> **Aim**
Go through the records below line by line. Count the lines with "Advanced" and give the count alone.

Data excerpts

---------------

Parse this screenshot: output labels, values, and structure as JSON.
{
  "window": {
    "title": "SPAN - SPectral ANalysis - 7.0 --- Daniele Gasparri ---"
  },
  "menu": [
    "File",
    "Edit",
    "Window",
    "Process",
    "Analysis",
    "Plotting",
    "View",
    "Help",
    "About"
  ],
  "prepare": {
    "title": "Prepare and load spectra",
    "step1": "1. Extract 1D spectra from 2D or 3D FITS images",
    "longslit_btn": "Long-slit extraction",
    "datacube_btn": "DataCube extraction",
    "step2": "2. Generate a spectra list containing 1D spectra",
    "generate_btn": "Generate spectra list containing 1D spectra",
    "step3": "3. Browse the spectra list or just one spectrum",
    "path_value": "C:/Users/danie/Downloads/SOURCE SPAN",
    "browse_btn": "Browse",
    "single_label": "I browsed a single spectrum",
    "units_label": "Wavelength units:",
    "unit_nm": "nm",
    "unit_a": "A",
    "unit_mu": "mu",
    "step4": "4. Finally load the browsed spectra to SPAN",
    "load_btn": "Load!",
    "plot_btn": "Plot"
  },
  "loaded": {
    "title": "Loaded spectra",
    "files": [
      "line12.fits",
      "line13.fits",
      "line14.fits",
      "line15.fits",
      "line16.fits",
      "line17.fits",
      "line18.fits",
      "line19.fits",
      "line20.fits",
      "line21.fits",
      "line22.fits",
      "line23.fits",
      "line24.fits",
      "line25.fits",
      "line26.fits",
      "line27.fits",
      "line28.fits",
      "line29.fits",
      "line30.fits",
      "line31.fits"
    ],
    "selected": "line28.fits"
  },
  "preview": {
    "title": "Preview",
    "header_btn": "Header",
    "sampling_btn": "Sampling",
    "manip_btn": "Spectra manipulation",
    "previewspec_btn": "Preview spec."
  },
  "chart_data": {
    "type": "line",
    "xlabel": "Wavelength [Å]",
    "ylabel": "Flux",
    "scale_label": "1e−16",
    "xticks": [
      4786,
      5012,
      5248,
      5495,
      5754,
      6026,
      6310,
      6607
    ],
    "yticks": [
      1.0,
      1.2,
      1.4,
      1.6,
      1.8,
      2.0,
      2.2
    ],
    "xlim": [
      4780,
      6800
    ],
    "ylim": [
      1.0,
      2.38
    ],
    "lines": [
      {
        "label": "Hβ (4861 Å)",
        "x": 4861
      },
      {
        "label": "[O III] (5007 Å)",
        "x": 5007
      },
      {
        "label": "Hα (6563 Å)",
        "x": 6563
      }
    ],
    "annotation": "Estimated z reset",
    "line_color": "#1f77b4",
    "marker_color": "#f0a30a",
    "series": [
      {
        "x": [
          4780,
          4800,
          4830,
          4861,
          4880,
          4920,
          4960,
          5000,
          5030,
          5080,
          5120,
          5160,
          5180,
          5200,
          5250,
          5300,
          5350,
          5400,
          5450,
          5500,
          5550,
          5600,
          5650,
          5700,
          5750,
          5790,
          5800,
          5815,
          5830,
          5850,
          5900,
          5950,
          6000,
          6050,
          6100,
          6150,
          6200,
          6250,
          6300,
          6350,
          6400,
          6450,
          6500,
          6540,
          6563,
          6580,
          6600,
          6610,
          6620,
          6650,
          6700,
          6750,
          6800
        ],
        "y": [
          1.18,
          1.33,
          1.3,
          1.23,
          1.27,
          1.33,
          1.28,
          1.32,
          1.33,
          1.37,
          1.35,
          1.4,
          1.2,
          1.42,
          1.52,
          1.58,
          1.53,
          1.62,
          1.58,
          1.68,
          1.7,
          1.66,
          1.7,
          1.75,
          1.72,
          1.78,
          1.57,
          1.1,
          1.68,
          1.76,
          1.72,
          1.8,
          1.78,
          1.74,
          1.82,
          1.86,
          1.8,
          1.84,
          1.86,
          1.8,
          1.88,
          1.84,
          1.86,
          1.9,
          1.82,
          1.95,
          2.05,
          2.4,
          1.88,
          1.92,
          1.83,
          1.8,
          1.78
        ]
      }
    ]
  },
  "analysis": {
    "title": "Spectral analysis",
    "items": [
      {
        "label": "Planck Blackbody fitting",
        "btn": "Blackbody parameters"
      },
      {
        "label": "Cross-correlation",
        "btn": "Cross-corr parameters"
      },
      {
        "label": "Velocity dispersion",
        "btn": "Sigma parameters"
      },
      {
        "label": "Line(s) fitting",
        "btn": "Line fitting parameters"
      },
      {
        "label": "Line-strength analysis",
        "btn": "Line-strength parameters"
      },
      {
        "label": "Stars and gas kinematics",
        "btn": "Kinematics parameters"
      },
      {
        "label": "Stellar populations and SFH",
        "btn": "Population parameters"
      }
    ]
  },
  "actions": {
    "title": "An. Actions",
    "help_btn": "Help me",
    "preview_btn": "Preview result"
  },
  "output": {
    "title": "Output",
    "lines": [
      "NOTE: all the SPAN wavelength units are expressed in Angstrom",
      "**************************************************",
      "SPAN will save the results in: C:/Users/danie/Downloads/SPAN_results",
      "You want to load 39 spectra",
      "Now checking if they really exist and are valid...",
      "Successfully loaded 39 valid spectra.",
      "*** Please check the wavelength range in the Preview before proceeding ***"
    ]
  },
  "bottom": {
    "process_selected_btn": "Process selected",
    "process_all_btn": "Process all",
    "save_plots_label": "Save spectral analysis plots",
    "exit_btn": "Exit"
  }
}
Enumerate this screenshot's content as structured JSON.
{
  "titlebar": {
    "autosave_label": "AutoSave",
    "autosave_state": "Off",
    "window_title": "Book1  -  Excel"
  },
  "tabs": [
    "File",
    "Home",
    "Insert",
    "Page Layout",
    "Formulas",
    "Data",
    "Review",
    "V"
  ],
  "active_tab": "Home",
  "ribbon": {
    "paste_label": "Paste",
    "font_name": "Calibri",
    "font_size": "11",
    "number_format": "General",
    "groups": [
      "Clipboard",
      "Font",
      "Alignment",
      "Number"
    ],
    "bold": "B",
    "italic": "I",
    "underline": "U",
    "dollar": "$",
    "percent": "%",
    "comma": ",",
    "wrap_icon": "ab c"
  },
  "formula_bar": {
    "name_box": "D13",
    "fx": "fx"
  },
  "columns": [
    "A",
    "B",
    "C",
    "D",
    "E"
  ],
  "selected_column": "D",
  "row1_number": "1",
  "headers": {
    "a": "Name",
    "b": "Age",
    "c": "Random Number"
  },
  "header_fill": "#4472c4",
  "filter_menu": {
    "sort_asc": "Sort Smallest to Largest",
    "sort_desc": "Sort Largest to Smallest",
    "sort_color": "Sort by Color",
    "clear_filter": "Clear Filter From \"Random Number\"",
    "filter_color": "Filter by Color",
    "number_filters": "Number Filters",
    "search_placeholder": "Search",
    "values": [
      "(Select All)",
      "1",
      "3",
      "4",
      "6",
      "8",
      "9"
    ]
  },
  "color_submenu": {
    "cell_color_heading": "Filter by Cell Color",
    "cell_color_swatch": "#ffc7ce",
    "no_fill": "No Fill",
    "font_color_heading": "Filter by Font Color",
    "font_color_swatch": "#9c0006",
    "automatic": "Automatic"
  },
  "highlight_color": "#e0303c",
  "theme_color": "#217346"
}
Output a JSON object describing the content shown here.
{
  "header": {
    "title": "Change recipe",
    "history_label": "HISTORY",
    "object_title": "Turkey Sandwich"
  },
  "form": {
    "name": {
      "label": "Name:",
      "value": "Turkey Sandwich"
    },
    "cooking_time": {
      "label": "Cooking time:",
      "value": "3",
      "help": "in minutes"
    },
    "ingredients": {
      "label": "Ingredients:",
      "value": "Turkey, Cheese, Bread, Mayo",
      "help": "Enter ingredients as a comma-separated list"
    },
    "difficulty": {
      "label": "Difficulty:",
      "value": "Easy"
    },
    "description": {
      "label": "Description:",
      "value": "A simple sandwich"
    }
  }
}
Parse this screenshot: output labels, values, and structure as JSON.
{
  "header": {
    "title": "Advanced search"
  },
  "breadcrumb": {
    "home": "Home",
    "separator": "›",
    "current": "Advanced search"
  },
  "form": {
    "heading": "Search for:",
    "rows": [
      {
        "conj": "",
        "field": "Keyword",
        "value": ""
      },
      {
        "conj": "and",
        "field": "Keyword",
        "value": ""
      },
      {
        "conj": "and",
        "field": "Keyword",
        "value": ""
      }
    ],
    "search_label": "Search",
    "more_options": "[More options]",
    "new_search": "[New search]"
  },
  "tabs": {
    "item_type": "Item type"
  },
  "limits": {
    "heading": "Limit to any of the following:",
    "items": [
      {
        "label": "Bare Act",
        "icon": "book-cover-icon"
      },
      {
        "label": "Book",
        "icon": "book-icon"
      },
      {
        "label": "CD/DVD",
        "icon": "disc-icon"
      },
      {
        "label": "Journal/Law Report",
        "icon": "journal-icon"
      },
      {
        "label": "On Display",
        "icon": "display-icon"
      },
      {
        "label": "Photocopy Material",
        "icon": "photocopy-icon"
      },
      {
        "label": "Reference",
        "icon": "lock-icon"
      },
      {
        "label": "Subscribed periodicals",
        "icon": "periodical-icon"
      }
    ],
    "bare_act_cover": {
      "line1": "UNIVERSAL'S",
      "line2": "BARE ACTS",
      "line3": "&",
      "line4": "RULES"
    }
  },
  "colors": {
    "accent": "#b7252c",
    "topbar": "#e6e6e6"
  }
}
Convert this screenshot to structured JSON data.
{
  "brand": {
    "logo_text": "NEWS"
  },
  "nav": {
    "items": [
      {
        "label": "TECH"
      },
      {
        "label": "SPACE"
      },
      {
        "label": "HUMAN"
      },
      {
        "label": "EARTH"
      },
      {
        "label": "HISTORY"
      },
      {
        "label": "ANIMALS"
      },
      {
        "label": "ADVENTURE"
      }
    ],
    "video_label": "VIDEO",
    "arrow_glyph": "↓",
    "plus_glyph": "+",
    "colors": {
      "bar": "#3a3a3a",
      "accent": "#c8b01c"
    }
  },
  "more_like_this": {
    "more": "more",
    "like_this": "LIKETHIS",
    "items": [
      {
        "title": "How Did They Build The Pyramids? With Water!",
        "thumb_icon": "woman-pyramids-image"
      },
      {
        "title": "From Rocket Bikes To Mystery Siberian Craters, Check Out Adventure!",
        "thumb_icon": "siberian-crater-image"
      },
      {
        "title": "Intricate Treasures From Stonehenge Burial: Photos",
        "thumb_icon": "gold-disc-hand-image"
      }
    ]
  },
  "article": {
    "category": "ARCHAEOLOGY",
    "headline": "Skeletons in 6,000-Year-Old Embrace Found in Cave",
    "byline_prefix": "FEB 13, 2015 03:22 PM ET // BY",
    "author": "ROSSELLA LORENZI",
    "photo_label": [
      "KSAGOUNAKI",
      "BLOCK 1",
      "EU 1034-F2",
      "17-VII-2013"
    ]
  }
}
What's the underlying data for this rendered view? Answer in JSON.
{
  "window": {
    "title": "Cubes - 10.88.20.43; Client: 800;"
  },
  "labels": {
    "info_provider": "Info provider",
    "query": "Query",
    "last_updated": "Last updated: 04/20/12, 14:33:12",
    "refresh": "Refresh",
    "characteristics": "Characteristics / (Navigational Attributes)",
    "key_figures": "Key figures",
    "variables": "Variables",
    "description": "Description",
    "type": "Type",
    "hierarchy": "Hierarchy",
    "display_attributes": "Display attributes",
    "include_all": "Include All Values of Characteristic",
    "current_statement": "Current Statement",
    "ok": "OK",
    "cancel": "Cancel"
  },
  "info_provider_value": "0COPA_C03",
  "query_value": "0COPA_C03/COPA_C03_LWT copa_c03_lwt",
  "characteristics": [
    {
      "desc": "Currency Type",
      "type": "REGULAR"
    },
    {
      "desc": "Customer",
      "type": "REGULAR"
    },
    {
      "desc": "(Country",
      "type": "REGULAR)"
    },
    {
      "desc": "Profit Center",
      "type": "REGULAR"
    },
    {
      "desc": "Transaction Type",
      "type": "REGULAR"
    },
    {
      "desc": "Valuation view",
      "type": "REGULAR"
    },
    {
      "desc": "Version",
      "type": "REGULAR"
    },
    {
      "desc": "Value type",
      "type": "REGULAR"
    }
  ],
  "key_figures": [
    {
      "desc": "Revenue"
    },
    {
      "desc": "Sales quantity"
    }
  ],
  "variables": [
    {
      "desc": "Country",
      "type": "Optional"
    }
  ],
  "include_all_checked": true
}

---------------

> **Solution to this exercise**
2